__PROBLEM TO WORK ON__: Below are some records; reproduce every one of them exactly.

— START OF AVAILABLE DATA —

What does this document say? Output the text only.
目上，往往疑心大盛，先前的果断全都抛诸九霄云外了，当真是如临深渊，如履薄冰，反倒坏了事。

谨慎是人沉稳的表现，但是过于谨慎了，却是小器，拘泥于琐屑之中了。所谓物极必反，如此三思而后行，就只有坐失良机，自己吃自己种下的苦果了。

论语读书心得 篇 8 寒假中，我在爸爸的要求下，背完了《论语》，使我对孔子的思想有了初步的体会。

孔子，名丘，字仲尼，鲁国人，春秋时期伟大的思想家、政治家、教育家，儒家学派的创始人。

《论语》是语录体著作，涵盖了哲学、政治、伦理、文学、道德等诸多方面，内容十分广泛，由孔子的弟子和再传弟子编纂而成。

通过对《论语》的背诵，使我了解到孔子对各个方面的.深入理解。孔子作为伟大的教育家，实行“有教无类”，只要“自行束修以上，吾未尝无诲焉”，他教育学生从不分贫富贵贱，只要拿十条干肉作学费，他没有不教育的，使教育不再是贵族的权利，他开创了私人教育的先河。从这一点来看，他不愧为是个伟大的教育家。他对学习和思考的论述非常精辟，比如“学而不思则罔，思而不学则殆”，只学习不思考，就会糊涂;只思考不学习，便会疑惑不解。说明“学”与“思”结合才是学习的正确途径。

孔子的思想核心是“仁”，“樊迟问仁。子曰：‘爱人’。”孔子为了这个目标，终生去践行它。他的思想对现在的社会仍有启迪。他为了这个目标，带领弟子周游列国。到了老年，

— END OF AVAILABLE DATA —

__THE REPLY__:
What does this document say? Output the text only.
目上，往往疑心大盛，先前的果断全都抛诸九霄云外了，当真是如临深渊，如履薄冰，反倒坏了事。

谨慎是人沉稳的表现，但是过于谨慎了，却是小器，拘泥于琐屑之中了。所谓物极必反，如此三思而后行，就只有坐失良机，自己吃自己种下的苦果了。

论语读书心得 篇 8 寒假中，我在爸爸的要求下，背完了《论语》，使我对孔子的思想有了初步的体会。

孔子，名丘，字仲尼，鲁国人，春秋时期伟大的思想家、政治家、教育家，儒家学派的创始人。

《论语》是语录体著作，涵盖了哲学、政治、伦理、文学、道德等诸多方面，内容十分广泛，由孔子的弟子和再传弟子编纂而成。

通过对《论语》的背诵，使我了解到孔子对各个方面的.深入理解。孔子作为伟大的教育家，实行“有教无类”，只要“自行束修以上，吾未尝无诲焉”，他教育学生从不分贫富贵贱，只要拿十条干肉作学费，他没有不教育的，使教育不再是贵族的权利，他开创了私人教育的先河。从这一点来看，他不愧为是个伟大的教育家。他对学习和思考的论述非常精辟，比如“学而不思则罔，思而不学则殆”，只学习不思考，就会糊涂;只思考不学习，便会疑惑不解。说明“学”与“思”结合才是学习的正确途径。

孔子的思想核心是“仁”，“樊迟问仁。子曰：‘爱人’。”孔子为了这个目标，终生去践行它。他的思想对现在的社会仍有启迪。他为了这个目标，带领弟子周游列国。到了老年，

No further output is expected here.